Check each line of the material below for "name", then copy the ones that contain it.

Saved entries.
»»

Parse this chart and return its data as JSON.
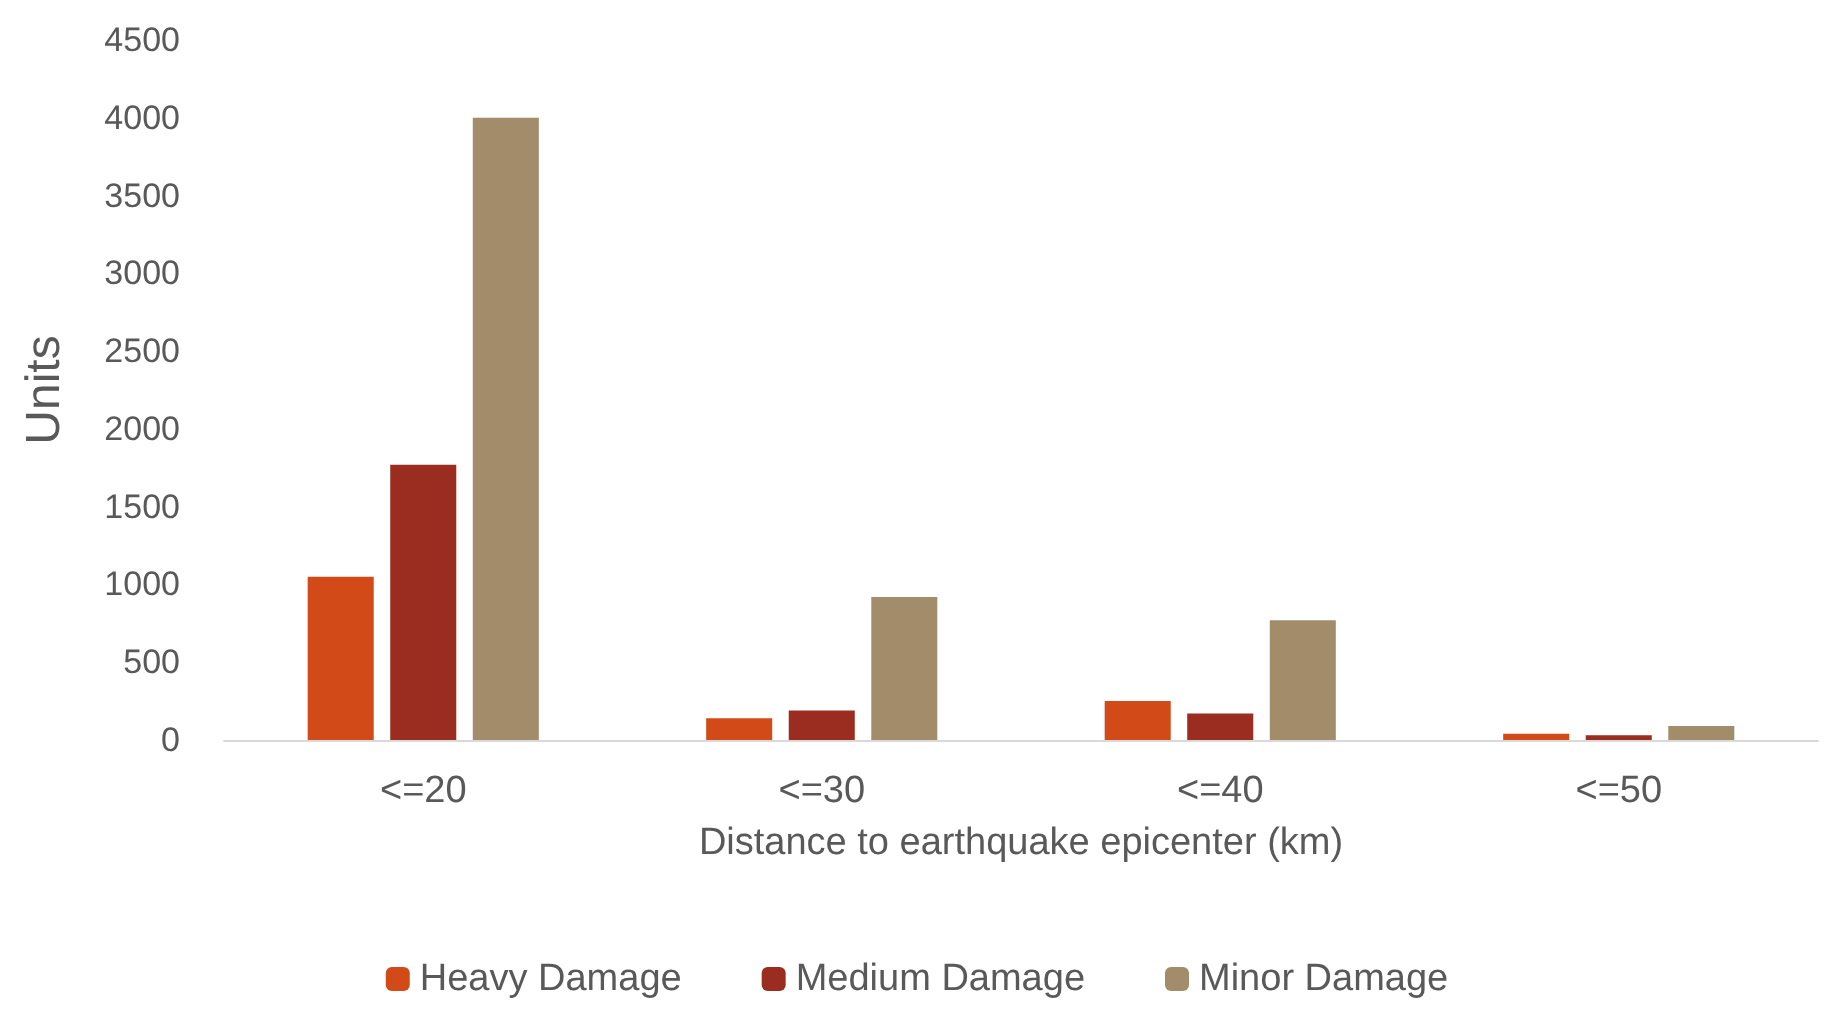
{
  "chart_data": {
    "type": "bar",
    "xlabel": "Distance to earthquake epicenter (km)",
    "ylabel": "Units",
    "categories": [
      "<=20",
      "<=30",
      "<=40",
      "<=50"
    ],
    "series": [
      {
        "name": "Heavy Damage",
        "color": "#d24a17",
        "values": [
          1050,
          140,
          250,
          40
        ]
      },
      {
        "name": "Medium Damage",
        "color": "#9a2d1f",
        "values": [
          1770,
          190,
          170,
          30
        ]
      },
      {
        "name": "Minor Damage",
        "color": "#a38c69",
        "values": [
          4000,
          920,
          770,
          90
        ]
      }
    ],
    "ylim": [
      0,
      4500
    ],
    "yticks": [
      0,
      500,
      1000,
      1500,
      2000,
      2500,
      3000,
      3500,
      4000,
      4500
    ],
    "grid": false,
    "legend": "bottom"
  }
}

««

FULL SOLUTION.
        "name": "Heavy Damage",
        "name": "Medium Damage",
        "name": "Minor Damage",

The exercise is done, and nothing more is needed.